[Extracted data entries]
◇ ◇ ◇

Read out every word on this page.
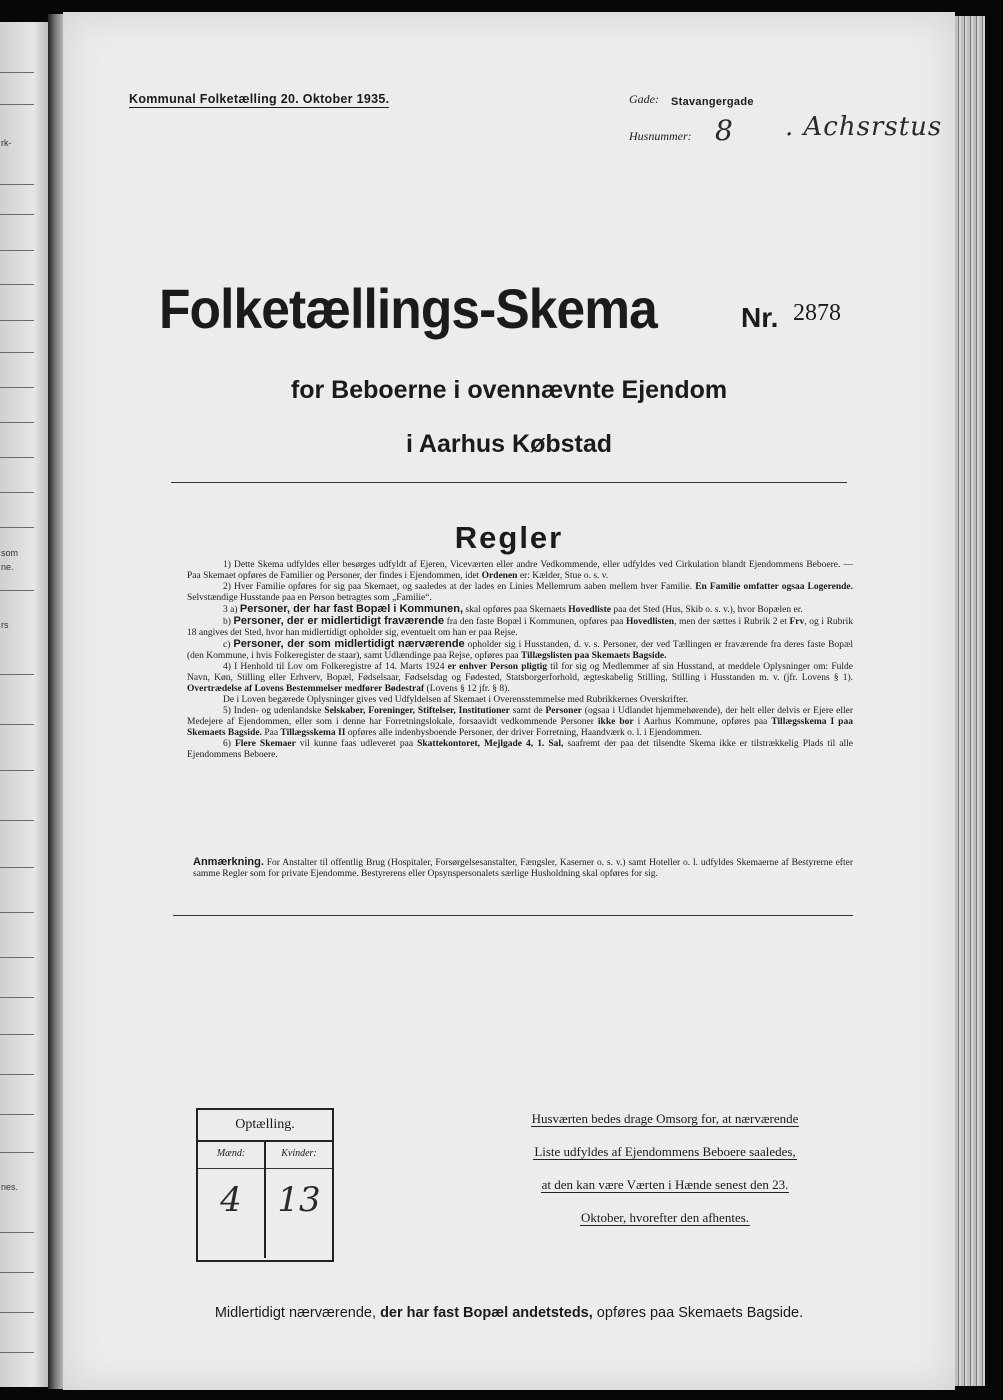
rk-
som
ne.
rs
nes.
Kommunal Folketælling 20. Oktober 1935.	Gade: Stavangergade
Husnummer: 8 . Achsrstus
Folketællings-Skema	Nr. 2878
for Beboerne i ovennævnte Ejendom
i Aarhus Købstad
Regler

1) Dette Skema udfyldes eller besørges udfyldt af Ejeren, Viceværten eller andre Vedkommende, eller udfyldes ved Cirkulation blandt Ejendommens Beboere. — Paa Skemaet opføres de Familier og Personer, der findes i Ejendommen, idet Ordenen er: Kælder, Stue o. s. v.

2) Hver Familie opføres for sig paa Skemaet, og saaledes at der lades en Linies Mellemrum aaben mellem hver Familie. En Familie omfatter ogsaa Logerende. Selvstændige Husstande paa en Person betragtes som „Familie“.

3 a) Personer, der har fast Bopæl i Kommunen, skal opføres paa Skemaets Hovedliste paa det Sted (Hus, Skib o. s. v.), hvor Bopælen er.

b) Personer, der er midlertidigt fraværende fra den faste Bopæl i Kommunen, opføres paa Hovedlisten, men der sættes i Rubrik 2 et Frv, og i Rubrik 18 angives det Sted, hvor han midlertidigt opholder sig, eventuelt om han er paa Rejse.

c) Personer, der som midlertidigt nærværende opholder sig i Husstanden, d. v. s. Personer, der ved Tællingen er fraværende fra deres faste Bopæl (den Kommune, i hvis Folkeregister de staar), samt Udlændinge paa Rejse, opføres paa Tillægslisten paa Skemaets Bagside.

4) I Henhold til Lov om Folkeregistre af 14. Marts 1924 er enhver Person pligtig til for sig og Medlemmer af sin Husstand, at meddele Oplysninger om: Fulde Navn, Køn, Stilling eller Erhverv, Bopæl, Fødselsaar, Fødselsdag og Fødested, Statsborgerforhold, ægteskabelig Stilling, Stilling i Husstanden m. v. (jfr. Lovens § 1). Overtrædelse af Lovens Bestemmelser medfører Bødestraf (Lovens § 12 jfr. § 8).

De i Loven begærede Oplysninger gives ved Udfyldelsen af Skemaet i Overensstemmelse med Rubrikkernes Overskrifter.

5) Inden- og udenlandske Selskaber, Foreninger, Stiftelser, Institutioner samt de Personer (ogsaa i Udlandet hjemmehørende), der helt eller delvis er Ejere eller Medejere af Ejendommen, eller som i denne har Forretningslokale, forsaavidt vedkommende Personer ikke bor i Aarhus Kommune, opføres paa Tillægsskema I paa Skemaets Bagside. Paa Tillægsskema II opføres alle indenbysboende Personer, der driver Forretning, Haandværk o. l. i Ejendommen.

6) Flere Skemaer vil kunne faas udleveret paa Skattekontoret, Mejlgade 4, 1. Sal, saafremt der paa det tilsendte Skema ikke er tilstrækkelig Plads til alle Ejendommens Beboere.

Anmærkning. For Anstalter til offentlig Brug (Hospitaler, Forsørgelsesanstalter, Fængsler, Kaserner o. s. v.) samt Hoteller o. l. udfyldes Skemaerne af Bestyrerne efter samme Regler som for private Ejendomme. Bestyrerens eller Opsynspersonalets særlige Husholdning skal opføres for sig.
Optælling.
Mænd:
4
Kvinder:
13
Husværten bedes drage Omsorg for, at nærværende
Liste udfyldes af Ejendommens Beboere saaledes,
at den kan være Værten i Hænde senest den 23.
Oktober, hvorefter den afhentes.
Midlertidigt nærværende, der har fast Bopæl andetsteds, opføres paa Skemaets Bagside.
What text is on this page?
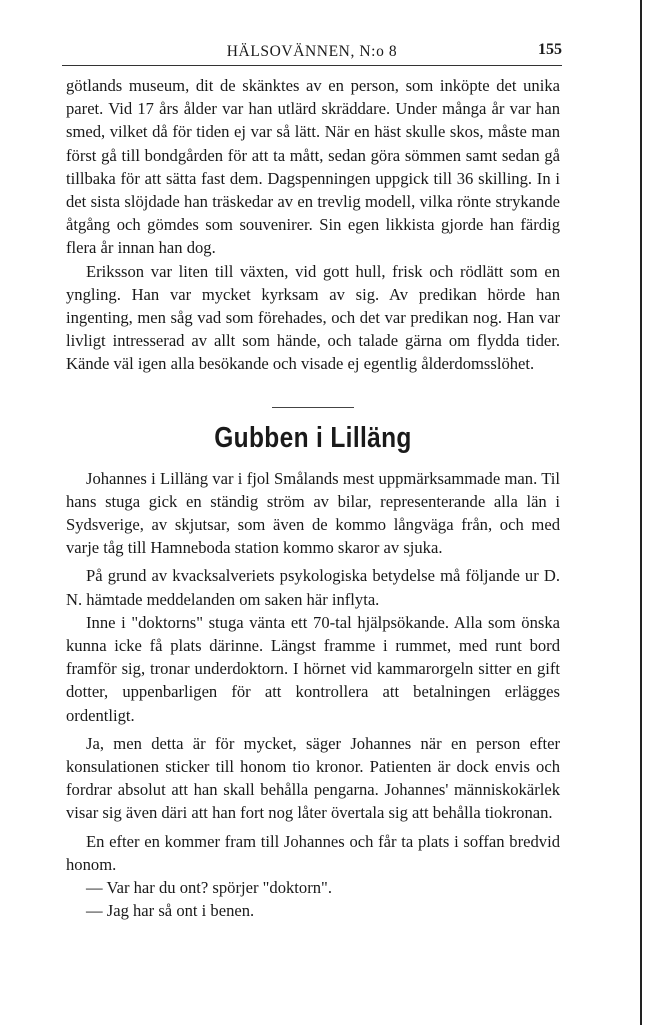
HÄLSOVÄNNEN, N:o 8	155

götlands museum, dit de skänktes av en person, som inköpte det unika paret. Vid 17 års ålder var han utlärd skräddare. Under många år var han smed, vilket då för tiden ej var så lätt. När en häst skulle skos, måste man först gå till bondgården för att ta mått, sedan göra sömmen samt sedan gå tillbaka för att sätta fast dem. Dagspenningen uppgick till 36 skilling. In i det sista slöjdade han träskedar av en trevlig modell, vilka rönte strykande åtgång och gömdes som souvenirer. Sin egen likkista gjorde han färdig flera år innan han dog.

Eriksson var liten till växten, vid gott hull, frisk och rödlätt som en yngling. Han var mycket kyrksam av sig. Av predikan hörde han ingenting, men såg vad som förehades, och det var predikan nog. Han var livligt intresserad av allt som hände, och talade gärna om flydda tider. Kände väl igen alla besökande och visade ej egentlig ålderdomsslöhet.

Gubben i Lilläng

Johannes i Lilläng var i fjol Smålands mest uppmärksammade man. Til hans stuga gick en ständig ström av bilar, representerande alla län i Sydsverige, av skjutsar, som även de kommo långväga från, och med varje tåg till Hamneboda station kommo skaror av sjuka.

På grund av kvacksalveriets psykologiska betydelse må följande ur D. N. hämtade meddelanden om saken här inflyta.

Inne i "doktorns" stuga vänta ett 70-tal hjälpsökande. Alla som önska kunna icke få plats därinne. Längst framme i rummet, med runt bord framför sig, tronar underdoktorn. I hörnet vid kammarorgeln sitter en gift dotter, uppenbarligen för att kontrollera att betalningen erlägges ordentligt.

Ja, men detta är för mycket, säger Johannes när en person efter konsulationen sticker till honom tio kronor. Patienten är dock envis och fordrar absolut att han skall behålla pengarna. Johannes' människokärlek visar sig även däri att han fort nog låter övertala sig att behålla tiokronan.

En efter en kommer fram till Johannes och får ta plats i soffan bredvid honom.

— Var har du ont? spörjer "doktorn".

— Jag har så ont i benen.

◇ ◇ ◇

Tally up how many lines in the preceding listing contain the word "Oktober". Give nothing but the number.

2